* [Data for this exercise]
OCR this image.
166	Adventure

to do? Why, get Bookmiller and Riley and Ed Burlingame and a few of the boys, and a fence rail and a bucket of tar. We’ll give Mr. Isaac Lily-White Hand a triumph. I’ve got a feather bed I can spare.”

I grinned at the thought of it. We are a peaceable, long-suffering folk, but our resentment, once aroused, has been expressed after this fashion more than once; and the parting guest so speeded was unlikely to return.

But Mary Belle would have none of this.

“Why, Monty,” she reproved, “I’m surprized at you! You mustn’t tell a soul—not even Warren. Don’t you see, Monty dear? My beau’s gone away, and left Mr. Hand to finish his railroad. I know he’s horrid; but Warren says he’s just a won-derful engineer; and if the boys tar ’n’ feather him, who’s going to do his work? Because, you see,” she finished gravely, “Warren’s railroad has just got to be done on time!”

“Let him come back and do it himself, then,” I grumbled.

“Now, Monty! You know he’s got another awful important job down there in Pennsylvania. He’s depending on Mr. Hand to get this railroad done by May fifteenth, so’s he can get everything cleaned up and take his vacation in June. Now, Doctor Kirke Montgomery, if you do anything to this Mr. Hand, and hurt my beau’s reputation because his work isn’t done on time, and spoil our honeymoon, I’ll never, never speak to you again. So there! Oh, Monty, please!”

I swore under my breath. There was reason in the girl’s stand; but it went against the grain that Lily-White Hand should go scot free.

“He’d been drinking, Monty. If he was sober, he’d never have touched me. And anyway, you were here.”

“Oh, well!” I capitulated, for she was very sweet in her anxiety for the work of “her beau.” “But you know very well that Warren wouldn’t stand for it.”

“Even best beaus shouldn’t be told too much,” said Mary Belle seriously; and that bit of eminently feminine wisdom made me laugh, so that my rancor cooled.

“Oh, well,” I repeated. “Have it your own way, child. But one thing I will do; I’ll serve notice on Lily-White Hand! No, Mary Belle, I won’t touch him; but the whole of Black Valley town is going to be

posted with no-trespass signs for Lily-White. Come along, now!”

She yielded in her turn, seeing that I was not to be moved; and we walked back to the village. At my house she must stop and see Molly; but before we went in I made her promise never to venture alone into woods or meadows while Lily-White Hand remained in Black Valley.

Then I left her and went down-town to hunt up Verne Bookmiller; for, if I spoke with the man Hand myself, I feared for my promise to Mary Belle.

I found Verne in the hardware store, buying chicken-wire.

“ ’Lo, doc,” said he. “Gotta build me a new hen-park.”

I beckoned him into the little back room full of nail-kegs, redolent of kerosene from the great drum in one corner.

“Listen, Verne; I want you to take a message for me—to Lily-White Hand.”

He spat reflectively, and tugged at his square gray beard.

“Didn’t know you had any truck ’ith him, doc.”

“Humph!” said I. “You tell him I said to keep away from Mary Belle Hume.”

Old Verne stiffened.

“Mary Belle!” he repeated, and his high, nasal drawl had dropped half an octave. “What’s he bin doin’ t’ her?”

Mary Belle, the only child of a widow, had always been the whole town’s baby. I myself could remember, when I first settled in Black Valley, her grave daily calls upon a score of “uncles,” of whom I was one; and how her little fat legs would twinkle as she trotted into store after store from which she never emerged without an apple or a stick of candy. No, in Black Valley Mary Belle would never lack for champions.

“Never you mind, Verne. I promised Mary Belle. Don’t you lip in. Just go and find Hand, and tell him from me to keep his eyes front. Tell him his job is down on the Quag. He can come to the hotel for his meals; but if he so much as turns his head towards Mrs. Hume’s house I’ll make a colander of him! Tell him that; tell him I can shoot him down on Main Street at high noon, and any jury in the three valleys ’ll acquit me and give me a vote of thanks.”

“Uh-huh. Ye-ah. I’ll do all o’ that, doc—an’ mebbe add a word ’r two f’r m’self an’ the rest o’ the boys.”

* [Task prompt] Check each line of the entries for the string "made". Copy the lines that have it.

* [Correct result]
“Even best beaus shouldn’t be told too much,” said Mary Belle seriously; and that bit of eminently feminine wisdom made me laugh, so that my rancor cooled.
She yielded in her turn, seeing that I was not to be moved; and we walked back to the village. At my house she must stop and see Molly; but before we went in I made her promise never to venture alone into woods or meadows while Lily-White Hand remained in Black Valley.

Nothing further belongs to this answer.